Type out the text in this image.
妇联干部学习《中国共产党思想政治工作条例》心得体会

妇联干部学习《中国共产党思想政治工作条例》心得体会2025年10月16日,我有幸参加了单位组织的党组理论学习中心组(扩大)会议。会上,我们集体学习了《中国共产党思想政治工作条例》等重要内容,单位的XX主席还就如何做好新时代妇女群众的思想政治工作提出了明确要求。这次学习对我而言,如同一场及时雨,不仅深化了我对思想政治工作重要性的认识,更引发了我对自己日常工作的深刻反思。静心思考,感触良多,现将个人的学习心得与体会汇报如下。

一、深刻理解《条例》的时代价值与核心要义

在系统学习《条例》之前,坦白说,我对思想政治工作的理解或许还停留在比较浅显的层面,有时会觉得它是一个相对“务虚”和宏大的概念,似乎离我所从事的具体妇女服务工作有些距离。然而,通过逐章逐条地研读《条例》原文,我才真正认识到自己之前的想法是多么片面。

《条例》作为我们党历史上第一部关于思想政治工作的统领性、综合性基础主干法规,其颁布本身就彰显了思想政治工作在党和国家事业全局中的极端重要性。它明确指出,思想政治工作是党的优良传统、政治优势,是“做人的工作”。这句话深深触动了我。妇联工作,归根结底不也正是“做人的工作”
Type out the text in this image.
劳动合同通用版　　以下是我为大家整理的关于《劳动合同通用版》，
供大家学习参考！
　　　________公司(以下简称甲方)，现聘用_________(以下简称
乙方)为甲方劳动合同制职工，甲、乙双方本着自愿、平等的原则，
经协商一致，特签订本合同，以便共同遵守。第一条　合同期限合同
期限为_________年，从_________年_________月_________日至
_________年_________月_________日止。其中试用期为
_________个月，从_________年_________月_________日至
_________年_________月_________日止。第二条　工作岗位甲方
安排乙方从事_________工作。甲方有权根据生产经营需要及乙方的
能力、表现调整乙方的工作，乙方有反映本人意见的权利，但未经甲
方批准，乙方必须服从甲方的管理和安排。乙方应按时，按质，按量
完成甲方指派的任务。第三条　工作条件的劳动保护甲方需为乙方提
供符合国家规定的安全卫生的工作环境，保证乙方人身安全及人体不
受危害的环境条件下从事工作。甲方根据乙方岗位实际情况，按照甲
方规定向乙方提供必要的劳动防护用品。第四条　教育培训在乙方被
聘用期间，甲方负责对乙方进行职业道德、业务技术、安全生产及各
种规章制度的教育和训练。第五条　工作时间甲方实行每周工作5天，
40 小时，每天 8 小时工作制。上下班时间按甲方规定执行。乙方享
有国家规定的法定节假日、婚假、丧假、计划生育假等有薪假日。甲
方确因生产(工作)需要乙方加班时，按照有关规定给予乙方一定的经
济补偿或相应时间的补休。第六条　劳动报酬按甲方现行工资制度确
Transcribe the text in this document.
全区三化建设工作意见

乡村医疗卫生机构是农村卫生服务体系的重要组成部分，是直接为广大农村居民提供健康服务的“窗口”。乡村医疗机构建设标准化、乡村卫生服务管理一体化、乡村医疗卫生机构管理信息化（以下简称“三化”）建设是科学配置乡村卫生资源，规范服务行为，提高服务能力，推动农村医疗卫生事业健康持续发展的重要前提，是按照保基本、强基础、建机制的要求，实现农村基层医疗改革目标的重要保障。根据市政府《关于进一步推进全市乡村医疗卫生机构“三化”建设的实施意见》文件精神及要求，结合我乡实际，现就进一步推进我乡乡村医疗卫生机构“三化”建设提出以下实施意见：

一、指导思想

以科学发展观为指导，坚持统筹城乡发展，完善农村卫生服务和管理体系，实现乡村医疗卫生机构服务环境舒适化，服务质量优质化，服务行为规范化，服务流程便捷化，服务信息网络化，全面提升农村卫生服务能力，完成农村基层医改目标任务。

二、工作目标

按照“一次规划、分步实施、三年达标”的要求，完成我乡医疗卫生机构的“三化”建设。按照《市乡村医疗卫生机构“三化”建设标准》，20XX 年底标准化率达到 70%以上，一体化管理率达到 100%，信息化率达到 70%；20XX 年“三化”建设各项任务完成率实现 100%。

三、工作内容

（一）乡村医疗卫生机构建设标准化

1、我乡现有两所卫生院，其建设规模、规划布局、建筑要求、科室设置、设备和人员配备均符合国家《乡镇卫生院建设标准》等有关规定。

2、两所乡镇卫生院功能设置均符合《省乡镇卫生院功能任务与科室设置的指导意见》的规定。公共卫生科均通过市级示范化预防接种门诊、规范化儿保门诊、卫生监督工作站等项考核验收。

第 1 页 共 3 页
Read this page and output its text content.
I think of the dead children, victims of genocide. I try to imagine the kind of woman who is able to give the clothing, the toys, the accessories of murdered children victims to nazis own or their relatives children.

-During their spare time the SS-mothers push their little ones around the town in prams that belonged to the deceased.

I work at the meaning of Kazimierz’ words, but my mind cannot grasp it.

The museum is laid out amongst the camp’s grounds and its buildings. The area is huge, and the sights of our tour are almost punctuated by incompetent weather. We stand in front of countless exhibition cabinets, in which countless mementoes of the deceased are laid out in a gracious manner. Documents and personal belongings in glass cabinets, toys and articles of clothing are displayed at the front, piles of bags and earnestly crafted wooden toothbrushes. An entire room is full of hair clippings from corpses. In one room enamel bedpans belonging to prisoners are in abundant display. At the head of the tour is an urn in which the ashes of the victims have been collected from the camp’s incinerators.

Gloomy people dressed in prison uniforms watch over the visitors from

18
•••
◆ EXERCISE
Extract all of the material exactly as it is written.

◆ RESULT OF THIS TASK
Type out the text in this image.
妇联干部学习《中国共产党思想政治工作条例》心得体会

妇联干部学习《中国共产党思想政治工作条例》心得体会2025年10月16日,我有幸参加了单位组织的党组理论学习中心组(扩大)会议。会上,我们集体学习了《中国共产党思想政治工作条例》等重要内容,单位的XX主席还就如何做好新时代妇女群众的思想政治工作提出了明确要求。这次学习对我而言,如同一场及时雨,不仅深化了我对思想政治工作重要性的认识,更引发了我对自己日常工作的深刻反思。静心思考,感触良多,现将个人的学习心得与体会汇报如下。

一、深刻理解《条例》的时代价值与核心要义

在系统学习《条例》之前,坦白说,我对思想政治工作的理解或许还停留在比较浅显的层面,有时会觉得它是一个相对“务虚”和宏大的概念,似乎离我所从事的具体妇女服务工作有些距离。然而,通过逐章逐条地研读《条例》原文,我才真正认识到自己之前的想法是多么片面。

《条例》作为我们党历史上第一部关于思想政治工作的统领性、综合性基础主干法规,其颁布本身就彰显了思想政治工作在党和国家事业全局中的极端重要性。它明确指出,思想政治工作是党的优良传统、政治优势,是“做人的工作”。这句话深深触动了我。妇联工作,归根结底不也正是“做人的工作”
Type out the text in this image.
劳动合同通用版　　以下是我为大家整理的关于《劳动合同通用版》，
供大家学习参考！
　　　________公司(以下简称甲方)，现聘用_________(以下简称
乙方)为甲方劳动合同制职工，甲、乙双方本着自愿、平等的原则，
经协商一致，特签订本合同，以便共同遵守。第一条　合同期限合同
期限为_________年，从_________年_________月_________日至
_________年_________月_________日止。其中试用期为
_________个月，从_________年_________月_________日至
_________年_________月_________日止。第二条　工作岗位甲方
安排乙方从事_________工作。甲方有权根据生产经营需要及乙方的
能力、表现调整乙方的工作，乙方有反映本人意见的权利，但未经甲
方批准，乙方必须服从甲方的管理和安排。乙方应按时，按质，按量
完成甲方指派的任务。第三条　工作条件的劳动保护甲方需为乙方提
供符合国家规定的安全卫生的工作环境，保证乙方人身安全及人体不
受危害的环境条件下从事工作。甲方根据乙方岗位实际情况，按照甲
方规定向乙方提供必要的劳动防护用品。第四条　教育培训在乙方被
聘用期间，甲方负责对乙方进行职业道德、业务技术、安全生产及各
种规章制度的教育和训练。第五条　工作时间甲方实行每周工作5天，
40 小时，每天 8 小时工作制。上下班时间按甲方规定执行。乙方享
有国家规定的法定节假日、婚假、丧假、计划生育假等有薪假日。甲
方确因生产(工作)需要乙方加班时，按照有关规定给予乙方一定的经
济补偿或相应时间的补休。第六条　劳动报酬按甲方现行工资制度确
Transcribe the text in this document.
全区三化建设工作意见

乡村医疗卫生机构是农村卫生服务体系的重要组成部分，是直接为广大农村居民提供健康服务的“窗口”。乡村医疗机构建设标准化、乡村卫生服务管理一体化、乡村医疗卫生机构管理信息化（以下简称“三化”）建设是科学配置乡村卫生资源，规范服务行为，提高服务能力，推动农村医疗卫生事业健康持续发展的重要前提，是按照保基本、强基础、建机制的要求，实现农村基层医疗改革目标的重要保障。根据市政府《关于进一步推进全市乡村医疗卫生机构“三化”建设的实施意见》文件精神及要求，结合我乡实际，现就进一步推进我乡乡村医疗卫生机构“三化”建设提出以下实施意见：

一、指导思想

以科学发展观为指导，坚持统筹城乡发展，完善农村卫生服务和管理体系，实现乡村医疗卫生机构服务环境舒适化，服务质量优质化，服务行为规范化，服务流程便捷化，服务信息网络化，全面提升农村卫生服务能力，完成农村基层医改目标任务。

二、工作目标

按照“一次规划、分步实施、三年达标”的要求，完成我乡医疗卫生机构的“三化”建设。按照《市乡村医疗卫生机构“三化”建设标准》，20XX 年底标准化率达到 70%以上，一体化管理率达到 100%，信息化率达到 70%；20XX 年“三化”建设各项任务完成率实现 100%。

三、工作内容

（一）乡村医疗卫生机构建设标准化

1、我乡现有两所卫生院，其建设规模、规划布局、建筑要求、科室设置、设备和人员配备均符合国家《乡镇卫生院建设标准》等有关规定。

2、两所乡镇卫生院功能设置均符合《省乡镇卫生院功能任务与科室设置的指导意见》的规定。公共卫生科均通过市级示范化预防接种门诊、规范化儿保门诊、卫生监督工作站等项考核验收。

第 1 页 共 3 页
Read this page and output its text content.
I think of the dead children, victims of genocide. I try to imagine the kind of woman who is able to give the clothing, the toys, the accessories of murdered children victims to nazis own or their relatives children.

-During their spare time the SS-mothers push their little ones around the town in prams that belonged to the deceased.

I work at the meaning of Kazimierz’ words, but my mind cannot grasp it.

The museum is laid out amongst the camp’s grounds and its buildings. The area is huge, and the sights of our tour are almost punctuated by incompetent weather. We stand in front of countless exhibition cabinets, in which countless mementoes of the deceased are laid out in a gracious manner. Documents and personal belongings in glass cabinets, toys and articles of clothing are displayed at the front, piles of bags and earnestly crafted wooden toothbrushes. An entire room is full of hair clippings from corpses. In one room enamel bedpans belonging to prisoners are in abundant display. At the head of the tour is an urn in which the ashes of the victims have been collected from the camp’s incinerators.

Gloomy people dressed in prison uniforms watch over the visitors from

18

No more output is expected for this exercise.